Some records
━━━━━━

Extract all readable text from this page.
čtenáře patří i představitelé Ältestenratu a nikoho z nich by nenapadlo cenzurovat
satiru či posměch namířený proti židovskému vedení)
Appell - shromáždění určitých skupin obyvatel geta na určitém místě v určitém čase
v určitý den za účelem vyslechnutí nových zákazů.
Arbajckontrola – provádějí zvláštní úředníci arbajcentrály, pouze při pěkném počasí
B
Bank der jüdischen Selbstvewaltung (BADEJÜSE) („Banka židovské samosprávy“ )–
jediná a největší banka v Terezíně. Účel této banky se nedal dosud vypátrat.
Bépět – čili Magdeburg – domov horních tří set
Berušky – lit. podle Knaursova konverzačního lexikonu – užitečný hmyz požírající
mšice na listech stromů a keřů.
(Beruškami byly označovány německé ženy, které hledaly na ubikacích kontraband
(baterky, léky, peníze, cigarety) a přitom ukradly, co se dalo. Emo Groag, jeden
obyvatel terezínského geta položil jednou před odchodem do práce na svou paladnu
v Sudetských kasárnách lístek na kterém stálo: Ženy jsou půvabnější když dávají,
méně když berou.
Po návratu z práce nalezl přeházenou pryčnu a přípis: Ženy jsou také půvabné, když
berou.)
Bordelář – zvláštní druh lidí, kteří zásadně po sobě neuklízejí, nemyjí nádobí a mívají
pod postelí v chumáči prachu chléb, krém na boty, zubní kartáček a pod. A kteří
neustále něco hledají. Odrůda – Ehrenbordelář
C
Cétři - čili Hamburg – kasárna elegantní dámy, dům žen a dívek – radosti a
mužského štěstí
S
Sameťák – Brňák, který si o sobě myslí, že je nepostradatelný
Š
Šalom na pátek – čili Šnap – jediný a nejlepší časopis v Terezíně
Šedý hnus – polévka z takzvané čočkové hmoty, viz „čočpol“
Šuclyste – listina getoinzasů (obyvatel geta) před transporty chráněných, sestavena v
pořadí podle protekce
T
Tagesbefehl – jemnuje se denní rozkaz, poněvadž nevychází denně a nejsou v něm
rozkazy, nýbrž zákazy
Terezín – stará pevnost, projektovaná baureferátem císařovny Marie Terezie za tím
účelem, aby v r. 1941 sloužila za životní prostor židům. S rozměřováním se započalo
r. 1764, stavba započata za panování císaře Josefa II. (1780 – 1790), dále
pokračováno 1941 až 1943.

━━━━━━

§ **PROMPT**: Your answer should be one number: the count of lines in the data above that include the word "když".

§ **FINISHED EXERCISE**: 3